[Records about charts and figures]
[Start]

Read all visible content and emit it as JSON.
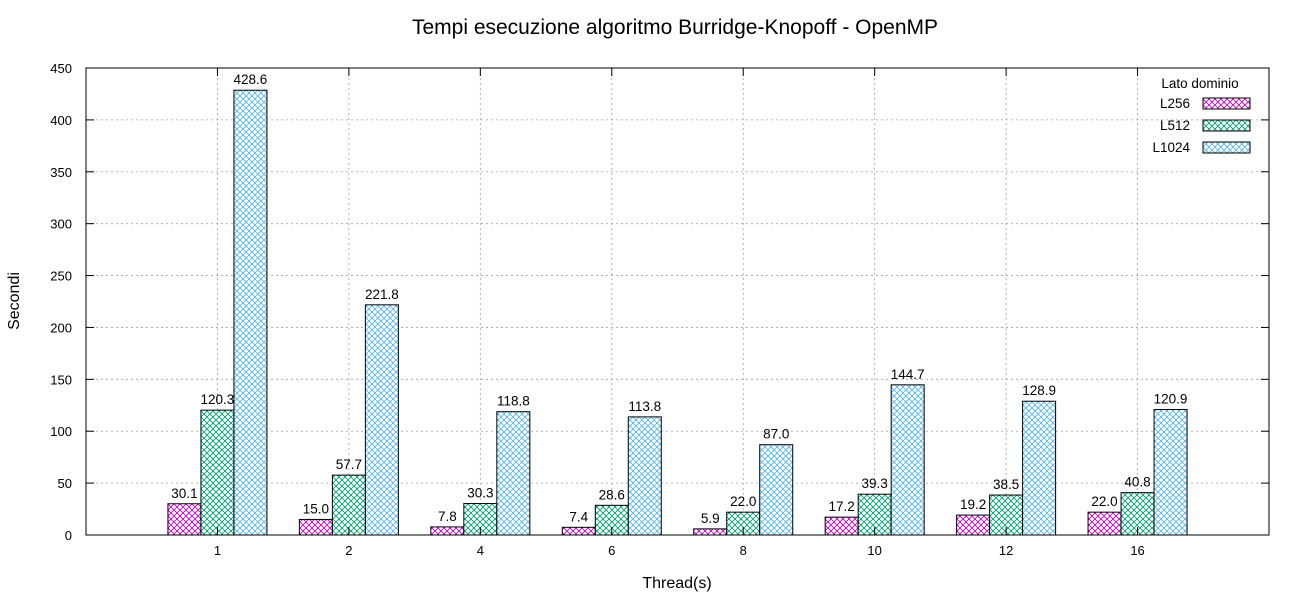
{
  "chart_data": {
    "type": "bar",
    "title": "Tempi esecuzione algoritmo Burridge-Knopoff - OpenMP",
    "xlabel": "Thread(s)",
    "ylabel": "Secondi",
    "ylim": [
      0,
      450
    ],
    "yticks": [
      0,
      50,
      100,
      150,
      200,
      250,
      300,
      350,
      400,
      450
    ],
    "grid": true,
    "categories": [
      "1",
      "2",
      "4",
      "6",
      "8",
      "10",
      "12",
      "16"
    ],
    "legend": {
      "title": "Lato dominio",
      "position": "top-right"
    },
    "series": [
      {
        "name": "L256",
        "color": "#c000c0",
        "values": [
          30.1,
          15.0,
          7.8,
          7.4,
          5.9,
          17.2,
          19.2,
          22.0
        ],
        "labels": [
          "30.1",
          "15.0",
          "7.8",
          "7.4",
          "5.9",
          "17.2",
          "19.2",
          "22.0"
        ]
      },
      {
        "name": "L512",
        "color": "#009e73",
        "values": [
          120.3,
          57.7,
          30.3,
          28.6,
          22.0,
          39.3,
          38.5,
          40.8
        ],
        "labels": [
          "120.3",
          "57.7",
          "30.3",
          "28.6",
          "22.0",
          "39.3",
          "38.5",
          "40.8"
        ]
      },
      {
        "name": "L1024",
        "color": "#56b4e9",
        "values": [
          428.6,
          221.8,
          118.8,
          113.8,
          87.0,
          144.7,
          128.9,
          120.9
        ],
        "labels": [
          "428.6",
          "221.8",
          "118.8",
          "113.8",
          "87.0",
          "144.7",
          "128.9",
          "120.9"
        ]
      }
    ]
  }
}
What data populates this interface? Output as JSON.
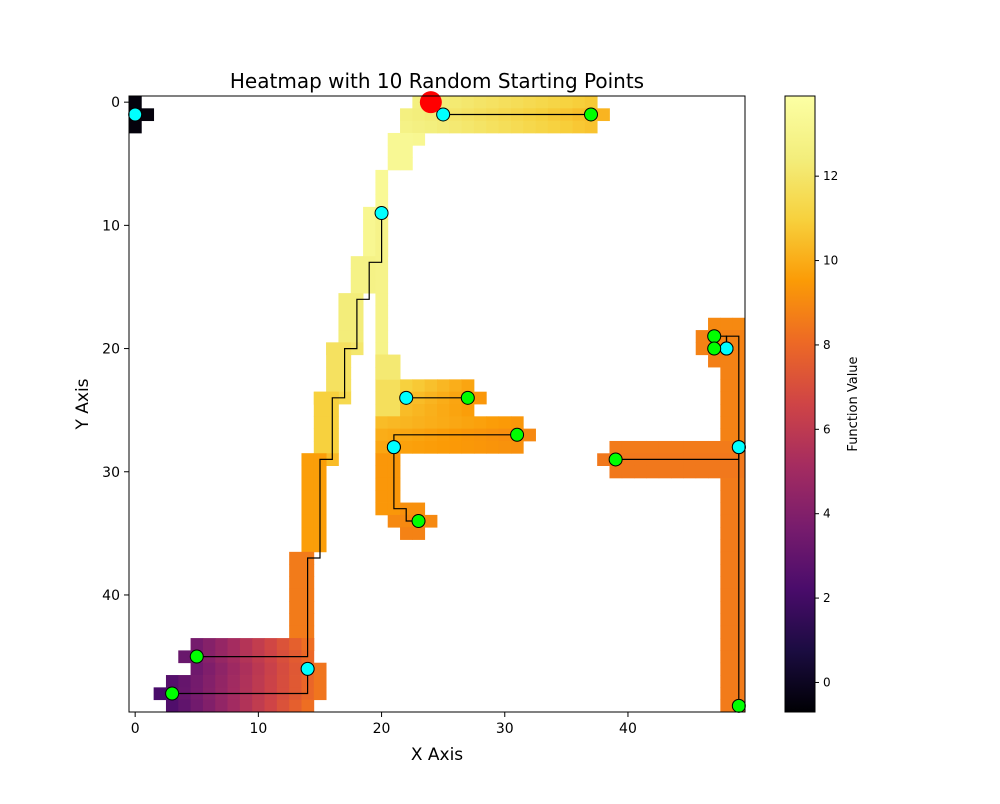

[End]

# Written instruction:
Take the records above and transcribe them exactly, dropping every picture.

# Finished answer:
Read all visible content and emit it as JSON.
{
  "chart_data": {
    "type": "bar",
    "title": "Tempi esecuzione algoritmo Burridge-Knopoff - OpenMP",
    "xlabel": "Thread(s)",
    "ylabel": "Secondi",
    "ylim": [
      0,
      450
    ],
    "yticks": [
      0,
      50,
      100,
      150,
      200,
      250,
      300,
      350,
      400,
      450
    ],
    "grid": true,
    "categories": [
      "1",
      "2",
      "4",
      "6",
      "8",
      "10",
      "12",
      "16"
    ],
    "legend": {
      "title": "Lato dominio",
      "position": "top-right"
    },
    "series": [
      {
        "name": "L256",
        "color": "#c000c0",
        "values": [
          30.1,
          15.0,
          7.8,
          7.4,
          5.9,
          17.2,
          19.2,
          22.0
        ],
        "labels": [
          "30.1",
          "15.0",
          "7.8",
          "7.4",
          "5.9",
          "17.2",
          "19.2",
          "22.0"
        ]
      },
      {
        "name": "L512",
        "color": "#009e73",
        "values": [
          120.3,
          57.7,
          30.3,
          28.6,
          22.0,
          39.3,
          38.5,
          40.8
        ],
        "labels": [
          "120.3",
          "57.7",
          "30.3",
          "28.6",
          "22.0",
          "39.3",
          "38.5",
          "40.8"
        ]
      },
      {
        "name": "L1024",
        "color": "#56b4e9",
        "values": [
          428.6,
          221.8,
          118.8,
          113.8,
          87.0,
          144.7,
          128.9,
          120.9
        ],
        "labels": [
          "428.6",
          "221.8",
          "118.8",
          "113.8",
          "87.0",
          "144.7",
          "128.9",
          "120.9"
        ]
      }
    ]
  }
}
What data populates this interface? Output as JSON.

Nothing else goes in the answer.